Task goal »
For each line in the data below that holds "Book", return a copy.

(Stored data entries)

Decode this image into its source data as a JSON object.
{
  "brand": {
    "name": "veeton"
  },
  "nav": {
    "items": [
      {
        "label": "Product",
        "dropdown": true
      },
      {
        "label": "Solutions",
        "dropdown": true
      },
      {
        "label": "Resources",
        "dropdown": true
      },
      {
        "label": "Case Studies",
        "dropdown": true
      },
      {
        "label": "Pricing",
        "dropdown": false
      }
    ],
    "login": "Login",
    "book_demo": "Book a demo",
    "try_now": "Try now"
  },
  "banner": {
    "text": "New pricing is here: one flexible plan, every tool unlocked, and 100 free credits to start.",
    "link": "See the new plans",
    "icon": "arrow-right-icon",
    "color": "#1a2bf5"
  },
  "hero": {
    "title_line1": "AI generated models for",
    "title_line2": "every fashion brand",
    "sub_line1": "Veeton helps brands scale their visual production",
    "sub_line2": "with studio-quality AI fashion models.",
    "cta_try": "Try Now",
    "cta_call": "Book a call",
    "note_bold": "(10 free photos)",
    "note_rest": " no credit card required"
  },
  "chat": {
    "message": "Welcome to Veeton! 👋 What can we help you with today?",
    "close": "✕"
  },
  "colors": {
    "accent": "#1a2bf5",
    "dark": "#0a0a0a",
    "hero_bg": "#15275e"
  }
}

Solution below »
    "book_demo": "Book a demo",
    "cta_call": "Book a call",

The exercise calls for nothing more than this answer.